▶ [STATED PROBLEM] Reproduce all the entries exactly.

## begin

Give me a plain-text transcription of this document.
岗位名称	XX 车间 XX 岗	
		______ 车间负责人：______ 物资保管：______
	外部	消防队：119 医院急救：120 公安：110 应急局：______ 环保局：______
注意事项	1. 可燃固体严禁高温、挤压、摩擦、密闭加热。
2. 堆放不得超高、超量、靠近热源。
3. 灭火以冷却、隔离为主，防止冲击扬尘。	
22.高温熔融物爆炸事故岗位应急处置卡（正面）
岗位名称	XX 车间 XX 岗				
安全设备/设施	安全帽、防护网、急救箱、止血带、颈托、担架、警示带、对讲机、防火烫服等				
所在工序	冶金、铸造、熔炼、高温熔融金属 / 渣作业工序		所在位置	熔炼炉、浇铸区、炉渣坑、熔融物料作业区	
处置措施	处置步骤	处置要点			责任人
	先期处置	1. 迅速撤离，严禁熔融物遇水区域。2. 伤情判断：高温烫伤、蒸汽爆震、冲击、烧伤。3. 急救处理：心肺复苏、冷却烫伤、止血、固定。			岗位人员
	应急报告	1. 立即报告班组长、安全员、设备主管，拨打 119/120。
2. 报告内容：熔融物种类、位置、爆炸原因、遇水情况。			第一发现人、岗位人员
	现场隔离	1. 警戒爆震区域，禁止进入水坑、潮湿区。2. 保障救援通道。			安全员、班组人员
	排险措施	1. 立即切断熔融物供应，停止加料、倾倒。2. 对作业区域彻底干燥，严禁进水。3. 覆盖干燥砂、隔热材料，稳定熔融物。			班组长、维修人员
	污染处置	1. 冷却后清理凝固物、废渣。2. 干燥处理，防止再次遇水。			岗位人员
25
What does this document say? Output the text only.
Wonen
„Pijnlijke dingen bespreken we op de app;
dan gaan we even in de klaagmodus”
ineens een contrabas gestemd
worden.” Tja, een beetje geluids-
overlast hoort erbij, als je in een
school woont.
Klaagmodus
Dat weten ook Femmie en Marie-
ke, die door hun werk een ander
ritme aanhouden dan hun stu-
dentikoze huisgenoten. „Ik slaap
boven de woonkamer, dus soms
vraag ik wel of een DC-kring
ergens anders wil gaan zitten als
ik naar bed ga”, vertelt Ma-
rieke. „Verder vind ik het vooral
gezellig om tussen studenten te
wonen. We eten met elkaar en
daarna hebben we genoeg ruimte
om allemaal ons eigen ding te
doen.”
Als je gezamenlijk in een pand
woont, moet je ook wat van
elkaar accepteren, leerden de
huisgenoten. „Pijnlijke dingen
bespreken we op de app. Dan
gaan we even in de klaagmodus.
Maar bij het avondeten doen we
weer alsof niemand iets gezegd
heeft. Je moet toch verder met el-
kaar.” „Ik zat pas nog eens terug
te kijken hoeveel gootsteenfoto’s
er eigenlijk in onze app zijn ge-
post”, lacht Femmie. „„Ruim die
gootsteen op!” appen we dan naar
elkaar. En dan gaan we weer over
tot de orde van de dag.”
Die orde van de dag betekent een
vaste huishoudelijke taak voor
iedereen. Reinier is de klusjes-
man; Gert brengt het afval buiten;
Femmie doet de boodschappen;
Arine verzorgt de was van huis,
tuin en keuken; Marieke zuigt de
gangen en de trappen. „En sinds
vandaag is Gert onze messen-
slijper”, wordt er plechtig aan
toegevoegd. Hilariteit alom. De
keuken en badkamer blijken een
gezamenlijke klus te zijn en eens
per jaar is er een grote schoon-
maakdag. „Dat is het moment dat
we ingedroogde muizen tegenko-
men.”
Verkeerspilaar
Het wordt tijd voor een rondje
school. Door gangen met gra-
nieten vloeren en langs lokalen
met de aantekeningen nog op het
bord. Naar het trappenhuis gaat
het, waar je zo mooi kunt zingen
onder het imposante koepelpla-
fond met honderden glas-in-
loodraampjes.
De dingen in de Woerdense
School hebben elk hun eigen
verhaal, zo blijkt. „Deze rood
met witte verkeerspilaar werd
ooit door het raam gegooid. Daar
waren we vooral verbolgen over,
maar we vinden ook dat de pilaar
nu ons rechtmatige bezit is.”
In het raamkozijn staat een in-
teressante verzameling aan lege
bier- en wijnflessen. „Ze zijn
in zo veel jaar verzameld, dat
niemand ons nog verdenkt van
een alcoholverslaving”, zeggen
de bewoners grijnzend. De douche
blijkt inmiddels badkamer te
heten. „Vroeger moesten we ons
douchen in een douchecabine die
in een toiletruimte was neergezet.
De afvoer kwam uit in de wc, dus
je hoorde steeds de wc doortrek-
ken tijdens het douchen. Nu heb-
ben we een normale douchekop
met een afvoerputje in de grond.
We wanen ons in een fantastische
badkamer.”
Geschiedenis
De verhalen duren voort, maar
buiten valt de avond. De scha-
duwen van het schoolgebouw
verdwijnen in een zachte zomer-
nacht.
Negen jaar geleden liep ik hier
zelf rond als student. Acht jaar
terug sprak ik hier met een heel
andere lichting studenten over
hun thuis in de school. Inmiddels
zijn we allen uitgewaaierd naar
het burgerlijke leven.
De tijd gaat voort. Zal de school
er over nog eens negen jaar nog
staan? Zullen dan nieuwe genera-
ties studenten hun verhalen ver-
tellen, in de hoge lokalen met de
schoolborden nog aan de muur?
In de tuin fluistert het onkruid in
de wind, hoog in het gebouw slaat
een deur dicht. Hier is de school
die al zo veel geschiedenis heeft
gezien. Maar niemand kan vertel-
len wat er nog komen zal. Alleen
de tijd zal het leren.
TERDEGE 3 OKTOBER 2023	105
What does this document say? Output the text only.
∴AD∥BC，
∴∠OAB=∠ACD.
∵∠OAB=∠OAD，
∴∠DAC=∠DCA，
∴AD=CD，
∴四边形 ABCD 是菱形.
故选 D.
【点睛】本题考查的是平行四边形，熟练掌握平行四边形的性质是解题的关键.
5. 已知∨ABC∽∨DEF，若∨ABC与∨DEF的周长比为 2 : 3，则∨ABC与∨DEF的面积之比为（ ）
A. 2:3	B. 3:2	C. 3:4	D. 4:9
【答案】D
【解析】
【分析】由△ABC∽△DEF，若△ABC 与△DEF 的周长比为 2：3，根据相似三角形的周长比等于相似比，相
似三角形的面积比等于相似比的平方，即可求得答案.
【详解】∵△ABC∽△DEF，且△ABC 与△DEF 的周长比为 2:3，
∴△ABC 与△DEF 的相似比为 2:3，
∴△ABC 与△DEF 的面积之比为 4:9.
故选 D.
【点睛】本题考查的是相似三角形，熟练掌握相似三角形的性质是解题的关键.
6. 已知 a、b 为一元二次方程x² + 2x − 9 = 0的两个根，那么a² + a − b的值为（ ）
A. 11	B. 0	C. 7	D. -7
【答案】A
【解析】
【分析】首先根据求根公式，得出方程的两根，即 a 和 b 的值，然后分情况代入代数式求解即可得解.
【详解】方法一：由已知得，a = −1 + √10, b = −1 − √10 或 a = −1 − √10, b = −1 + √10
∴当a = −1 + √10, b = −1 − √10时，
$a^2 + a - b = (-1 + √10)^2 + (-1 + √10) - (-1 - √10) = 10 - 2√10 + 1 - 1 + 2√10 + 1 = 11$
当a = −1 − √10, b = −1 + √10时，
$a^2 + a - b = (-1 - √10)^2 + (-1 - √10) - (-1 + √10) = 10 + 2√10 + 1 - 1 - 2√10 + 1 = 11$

## end

▶ [RESPONSE FOR THIS EXERCISE]
Give me a plain-text transcription of this document.
岗位名称	XX 车间 XX 岗	
		______ 车间负责人：______ 物资保管：______
	外部	消防队：119 医院急救：120 公安：110 应急局：______ 环保局：______
注意事项	1. 可燃固体严禁高温、挤压、摩擦、密闭加热。
2. 堆放不得超高、超量、靠近热源。
3. 灭火以冷却、隔离为主，防止冲击扬尘。	
22.高温熔融物爆炸事故岗位应急处置卡（正面）
岗位名称	XX 车间 XX 岗				
安全设备/设施	安全帽、防护网、急救箱、止血带、颈托、担架、警示带、对讲机、防火烫服等				
所在工序	冶金、铸造、熔炼、高温熔融金属 / 渣作业工序		所在位置	熔炼炉、浇铸区、炉渣坑、熔融物料作业区	
处置措施	处置步骤	处置要点			责任人
	先期处置	1. 迅速撤离，严禁熔融物遇水区域。2. 伤情判断：高温烫伤、蒸汽爆震、冲击、烧伤。3. 急救处理：心肺复苏、冷却烫伤、止血、固定。			岗位人员
	应急报告	1. 立即报告班组长、安全员、设备主管，拨打 119/120。
2. 报告内容：熔融物种类、位置、爆炸原因、遇水情况。			第一发现人、岗位人员
	现场隔离	1. 警戒爆震区域，禁止进入水坑、潮湿区。2. 保障救援通道。			安全员、班组人员
	排险措施	1. 立即切断熔融物供应，停止加料、倾倒。2. 对作业区域彻底干燥，严禁进水。3. 覆盖干燥砂、隔热材料，稳定熔融物。			班组长、维修人员
	污染处置	1. 冷却后清理凝固物、废渣。2. 干燥处理，防止再次遇水。			岗位人员
25
What does this document say? Output the text only.
Wonen
„Pijnlijke dingen bespreken we op de app;
dan gaan we even in de klaagmodus”
ineens een contrabas gestemd
worden.” Tja, een beetje geluids-
overlast hoort erbij, als je in een
school woont.
Klaagmodus
Dat weten ook Femmie en Marie-
ke, die door hun werk een ander
ritme aanhouden dan hun stu-
dentikoze huisgenoten. „Ik slaap
boven de woonkamer, dus soms
vraag ik wel of een DC-kring
ergens anders wil gaan zitten als
ik naar bed ga”, vertelt Ma-
rieke. „Verder vind ik het vooral
gezellig om tussen studenten te
wonen. We eten met elkaar en
daarna hebben we genoeg ruimte
om allemaal ons eigen ding te
doen.”
Als je gezamenlijk in een pand
woont, moet je ook wat van
elkaar accepteren, leerden de
huisgenoten. „Pijnlijke dingen
bespreken we op de app. Dan
gaan we even in de klaagmodus.
Maar bij het avondeten doen we
weer alsof niemand iets gezegd
heeft. Je moet toch verder met el-
kaar.” „Ik zat pas nog eens terug
te kijken hoeveel gootsteenfoto’s
er eigenlijk in onze app zijn ge-
post”, lacht Femmie. „„Ruim die
gootsteen op!” appen we dan naar
elkaar. En dan gaan we weer over
tot de orde van de dag.”
Die orde van de dag betekent een
vaste huishoudelijke taak voor
iedereen. Reinier is de klusjes-
man; Gert brengt het afval buiten;
Femmie doet de boodschappen;
Arine verzorgt de was van huis,
tuin en keuken; Marieke zuigt de
gangen en de trappen. „En sinds
vandaag is Gert onze messen-
slijper”, wordt er plechtig aan
toegevoegd. Hilariteit alom. De
keuken en badkamer blijken een
gezamenlijke klus te zijn en eens
per jaar is er een grote schoon-
maakdag. „Dat is het moment dat
we ingedroogde muizen tegenko-
men.”
Verkeerspilaar
Het wordt tijd voor een rondje
school. Door gangen met gra-
nieten vloeren en langs lokalen
met de aantekeningen nog op het
bord. Naar het trappenhuis gaat
het, waar je zo mooi kunt zingen
onder het imposante koepelpla-
fond met honderden glas-in-
loodraampjes.
De dingen in de Woerdense
School hebben elk hun eigen
verhaal, zo blijkt. „Deze rood
met witte verkeerspilaar werd
ooit door het raam gegooid. Daar
waren we vooral verbolgen over,
maar we vinden ook dat de pilaar
nu ons rechtmatige bezit is.”
In het raamkozijn staat een in-
teressante verzameling aan lege
bier- en wijnflessen. „Ze zijn
in zo veel jaar verzameld, dat
niemand ons nog verdenkt van
een alcoholverslaving”, zeggen
de bewoners grijnzend. De douche
blijkt inmiddels badkamer te
heten. „Vroeger moesten we ons
douchen in een douchecabine die
in een toiletruimte was neergezet.
De afvoer kwam uit in de wc, dus
je hoorde steeds de wc doortrek-
ken tijdens het douchen. Nu heb-
ben we een normale douchekop
met een afvoerputje in de grond.
We wanen ons in een fantastische
badkamer.”
Geschiedenis
De verhalen duren voort, maar
buiten valt de avond. De scha-
duwen van het schoolgebouw
verdwijnen in een zachte zomer-
nacht.
Negen jaar geleden liep ik hier
zelf rond als student. Acht jaar
terug sprak ik hier met een heel
andere lichting studenten over
hun thuis in de school. Inmiddels
zijn we allen uitgewaaierd naar
het burgerlijke leven.
De tijd gaat voort. Zal de school
er over nog eens negen jaar nog
staan? Zullen dan nieuwe genera-
ties studenten hun verhalen ver-
tellen, in de hoge lokalen met de
schoolborden nog aan de muur?
In de tuin fluistert het onkruid in
de wind, hoog in het gebouw slaat
een deur dicht. Hier is de school
die al zo veel geschiedenis heeft
gezien. Maar niemand kan vertel-
len wat er nog komen zal. Alleen
de tijd zal het leren.
TERDEGE 3 OKTOBER 2023	105
What does this document say? Output the text only.
∴AD∥BC，
∴∠OAB=∠ACD.
∵∠OAB=∠OAD，
∴∠DAC=∠DCA，
∴AD=CD，
∴四边形 ABCD 是菱形.
故选 D.
【点睛】本题考查的是平行四边形，熟练掌握平行四边形的性质是解题的关键.
5. 已知∨ABC∽∨DEF，若∨ABC与∨DEF的周长比为 2 : 3，则∨ABC与∨DEF的面积之比为（ ）
A. 2:3	B. 3:2	C. 3:4	D. 4:9
【答案】D
【解析】
【分析】由△ABC∽△DEF，若△ABC 与△DEF 的周长比为 2：3，根据相似三角形的周长比等于相似比，相
似三角形的面积比等于相似比的平方，即可求得答案.
【详解】∵△ABC∽△DEF，且△ABC 与△DEF 的周长比为 2:3，
∴△ABC 与△DEF 的相似比为 2:3，
∴△ABC 与△DEF 的面积之比为 4:9.
故选 D.
【点睛】本题考查的是相似三角形，熟练掌握相似三角形的性质是解题的关键.
6. 已知 a、b 为一元二次方程x² + 2x − 9 = 0的两个根，那么a² + a − b的值为（ ）
A. 11	B. 0	C. 7	D. -7
【答案】A
【解析】
【分析】首先根据求根公式，得出方程的两根，即 a 和 b 的值，然后分情况代入代数式求解即可得解.
【详解】方法一：由已知得，a = −1 + √10, b = −1 − √10 或 a = −1 − √10, b = −1 + √10
∴当a = −1 + √10, b = −1 − √10时，
$a^2 + a - b = (-1 + √10)^2 + (-1 + √10) - (-1 - √10) = 10 - 2√10 + 1 - 1 + 2√10 + 1 = 11$
当a = −1 − √10, b = −1 + √10时，
$a^2 + a - b = (-1 - √10)^2 + (-1 - √10) - (-1 + √10) = 10 + 2√10 + 1 - 1 - 2√10 + 1 = 11$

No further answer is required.